[Stored dataset items]
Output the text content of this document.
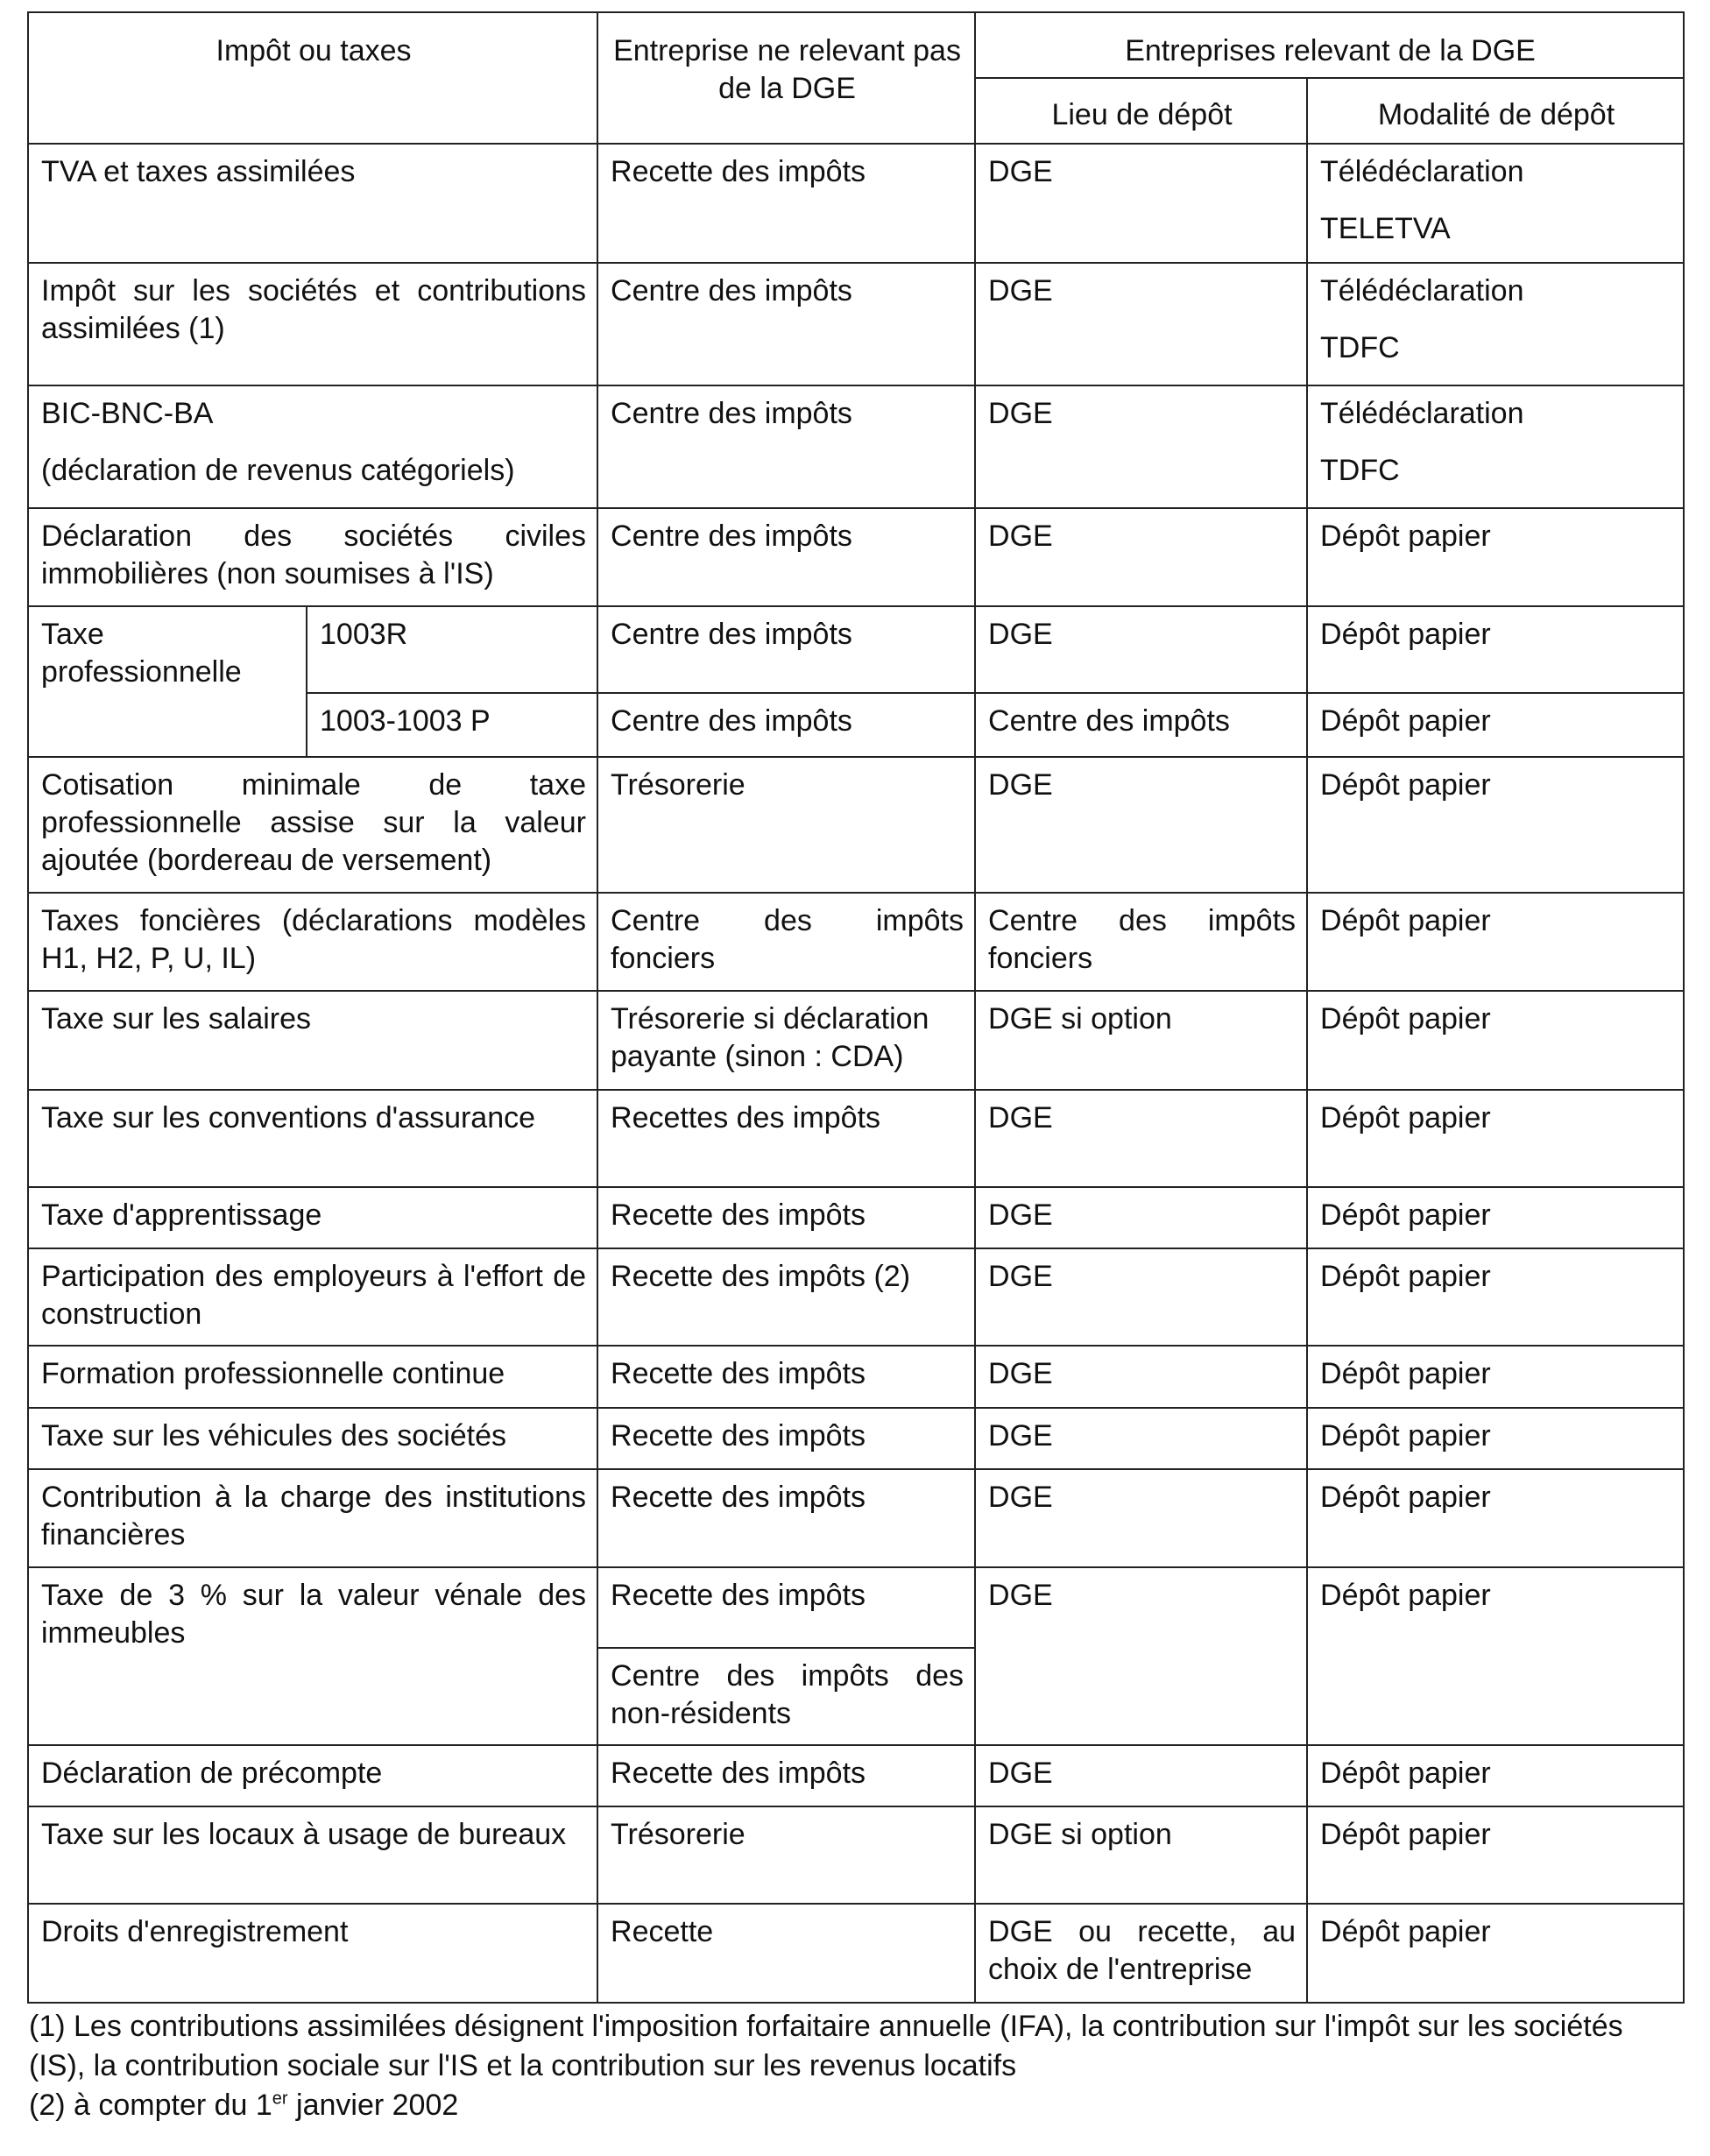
Impôt ou taxes		Entreprise ne relevant pas de la DGE	Entreprises relevant de la DGE	
			Lieu de dépôt	Modalité de dépôt
TVA et taxes assimilées		Recette des impôts	DGE	Télédéclaration
TELETVA

Impôt sur les sociétés et contributions assimilées (1)		Centre des impôts	DGE	Télédéclaration
TDFC

BIC-BNC-BA
(déclaration de revenus catégoriels)		Centre des impôts	DGE	Télédéclaration
TDFC

Déclaration des sociétés civiles immobilières (non soumises à l'IS)		Centre des impôts	DGE	Dépôt papier
Taxe professionnelle	1003R	Centre des impôts	DGE	Dépôt papier
	1003-1003 P	Centre des impôts	Centre des impôts	Dépôt papier
Cotisation minimale de taxe professionnelle assise sur la valeur ajoutée (bordereau de versement)		Trésorerie	DGE	Dépôt papier
Taxes foncières (déclarations modèles H1, H2, P, U, IL)		Centre des impôts fonciers	Centre des impôts fonciers	Dépôt papier
Taxe sur les salaires		Trésorerie si déclaration payante (sinon : CDA)	DGE si option	Dépôt papier
Taxe sur les conventions d'assurance		Recettes des impôts	DGE	Dépôt papier
Taxe d'apprentissage		Recette des impôts	DGE	Dépôt papier
Participation des employeurs à l'effort de construction		Recette des impôts (2)	DGE	Dépôt papier
Formation professionnelle continue		Recette des impôts	DGE	Dépôt papier
Taxe sur les véhicules des sociétés		Recette des impôts	DGE	Dépôt papier
Contribution à la charge des institutions financières		Recette des impôts	DGE	Dépôt papier
Taxe de 3 % sur la valeur vénale des immeubles		Recette des impôts	DGE	Dépôt papier
		Centre des impôts des non-résidents		
Déclaration de précompte		Recette des impôts	DGE	Dépôt papier
Taxe sur les locaux à usage de bureaux		Trésorerie	DGE si option	Dépôt papier
Droits d'enregistrement		Recette	DGE ou recette, au choix de l'entreprise	Dépôt papier

(1) Les contributions assimilées désignent l'imposition forfaitaire annuelle (IFA), la contribution sur l'impôt sur les sociétés (IS), la contribution sociale sur l'IS et la contribution sur les revenus locatifs

(2) à compter du 1er janvier 2002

§ Required work
Repeat the data exactly, dropping every picture it holds.

§ Response below
Output the text content of this document.
Impôt ou taxes		Entreprise ne relevant pas de la DGE	Entreprises relevant de la DGE	
			Lieu de dépôt	Modalité de dépôt
TVA et taxes assimilées		Recette des impôts	DGE	Télédéclaration
TELETVA

Impôt sur les sociétés et contributions assimilées (1)		Centre des impôts	DGE	Télédéclaration
TDFC

BIC-BNC-BA
(déclaration de revenus catégoriels)		Centre des impôts	DGE	Télédéclaration
TDFC

Déclaration des sociétés civiles immobilières (non soumises à l'IS)		Centre des impôts	DGE	Dépôt papier
Taxe professionnelle	1003R	Centre des impôts	DGE	Dépôt papier
	1003-1003 P	Centre des impôts	Centre des impôts	Dépôt papier
Cotisation minimale de taxe professionnelle assise sur la valeur ajoutée (bordereau de versement)		Trésorerie	DGE	Dépôt papier
Taxes foncières (déclarations modèles H1, H2, P, U, IL)		Centre des impôts fonciers	Centre des impôts fonciers	Dépôt papier
Taxe sur les salaires		Trésorerie si déclaration payante (sinon : CDA)	DGE si option	Dépôt papier
Taxe sur les conventions d'assurance		Recettes des impôts	DGE	Dépôt papier
Taxe d'apprentissage		Recette des impôts	DGE	Dépôt papier
Participation des employeurs à l'effort de construction		Recette des impôts (2)	DGE	Dépôt papier
Formation professionnelle continue		Recette des impôts	DGE	Dépôt papier
Taxe sur les véhicules des sociétés		Recette des impôts	DGE	Dépôt papier
Contribution à la charge des institutions financières		Recette des impôts	DGE	Dépôt papier
Taxe de 3 % sur la valeur vénale des immeubles		Recette des impôts	DGE	Dépôt papier
		Centre des impôts des non-résidents		
Déclaration de précompte		Recette des impôts	DGE	Dépôt papier
Taxe sur les locaux à usage de bureaux		Trésorerie	DGE si option	Dépôt papier
Droits d'enregistrement		Recette	DGE ou recette, au choix de l'entreprise	Dépôt papier

(1) Les contributions assimilées désignent l'imposition forfaitaire annuelle (IFA), la contribution sur l'impôt sur les sociétés (IS), la contribution sociale sur l'IS et la contribution sur les revenus locatifs

(2) à compter du 1er janvier 2002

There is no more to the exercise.